┌─ Entries provided

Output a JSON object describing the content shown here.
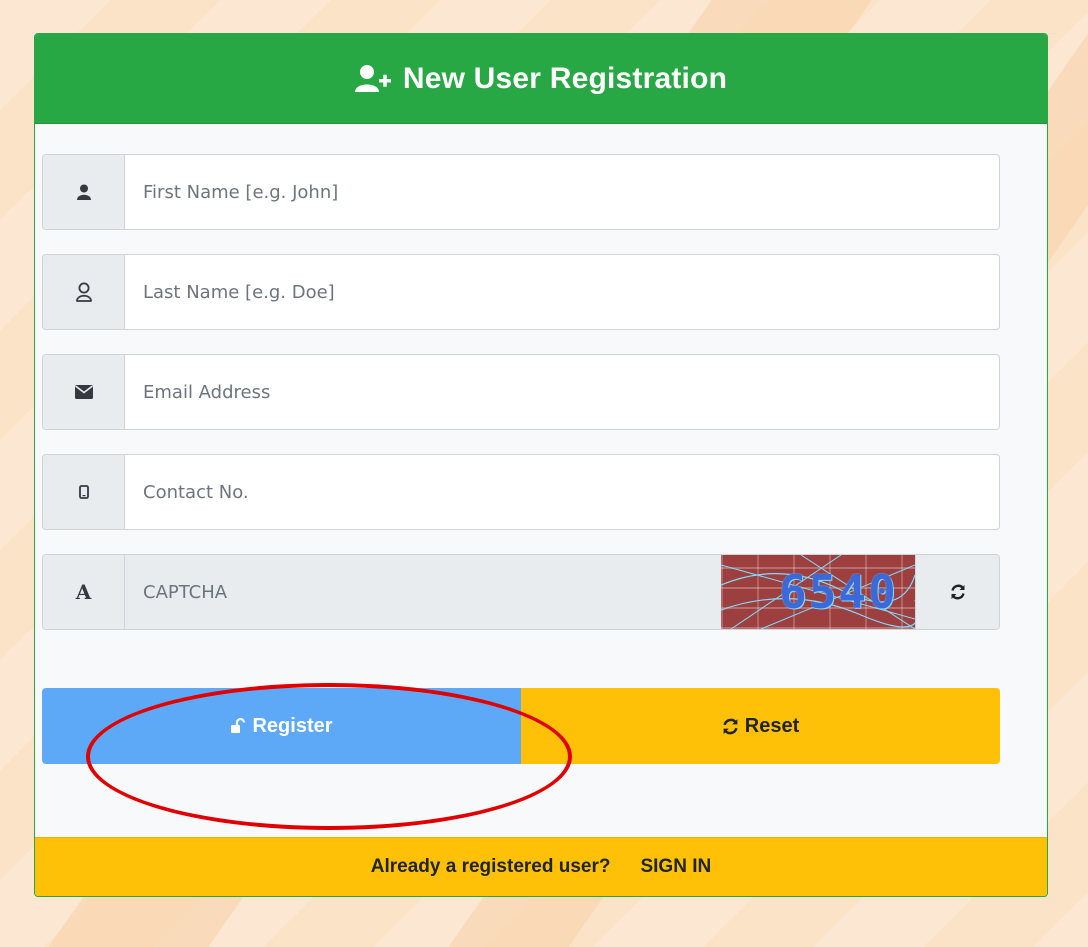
{
  "header": {
    "title": "New User Registration",
    "icon": "user-plus-icon"
  },
  "form": {
    "first_name": {
      "placeholder": "First Name [e.g. John]",
      "value": "",
      "icon": "user-solid-icon"
    },
    "last_name": {
      "placeholder": "Last Name [e.g. Doe]",
      "value": "",
      "icon": "user-outline-icon"
    },
    "email": {
      "placeholder": "Email Address",
      "value": "",
      "icon": "envelope-icon"
    },
    "contact": {
      "placeholder": "Contact No.",
      "value": "",
      "icon": "mobile-icon"
    },
    "captcha": {
      "placeholder": "CAPTCHA",
      "value": "",
      "icon": "font-a-icon",
      "code": "6540",
      "refresh_icon": "refresh-icon"
    }
  },
  "buttons": {
    "register_label": "Register",
    "register_icon": "unlock-icon",
    "reset_label": "Reset",
    "reset_icon": "refresh-icon"
  },
  "footer": {
    "prompt": "Already a registered user?",
    "signin_label": "SIGN IN"
  },
  "colors": {
    "header_green": "#28a745",
    "register_blue": "#5ea9f7",
    "reset_yellow": "#ffc107",
    "annotation_red": "#e00000",
    "background": "#fbe3c8"
  }
}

└─

**Job:**
Omit the pictures and restate the rest of the records verbatim.

**Full output:**
Output a JSON object describing the content shown here.
{
  "header": {
    "title": "New User Registration",
    "icon": "user-plus-icon"
  },
  "form": {
    "first_name": {
      "placeholder": "First Name [e.g. John]",
      "value": "",
      "icon": "user-solid-icon"
    },
    "last_name": {
      "placeholder": "Last Name [e.g. Doe]",
      "value": "",
      "icon": "user-outline-icon"
    },
    "email": {
      "placeholder": "Email Address",
      "value": "",
      "icon": "envelope-icon"
    },
    "contact": {
      "placeholder": "Contact No.",
      "value": "",
      "icon": "mobile-icon"
    },
    "captcha": {
      "placeholder": "CAPTCHA",
      "value": "",
      "icon": "font-a-icon",
      "code": "6540",
      "refresh_icon": "refresh-icon"
    }
  },
  "buttons": {
    "register_label": "Register",
    "register_icon": "unlock-icon",
    "reset_label": "Reset",
    "reset_icon": "refresh-icon"
  },
  "footer": {
    "prompt": "Already a registered user?",
    "signin_label": "SIGN IN"
  },
  "colors": {
    "header_green": "#28a745",
    "register_blue": "#5ea9f7",
    "reset_yellow": "#ffc107",
    "annotation_red": "#e00000",
    "background": "#fbe3c8"
  }
}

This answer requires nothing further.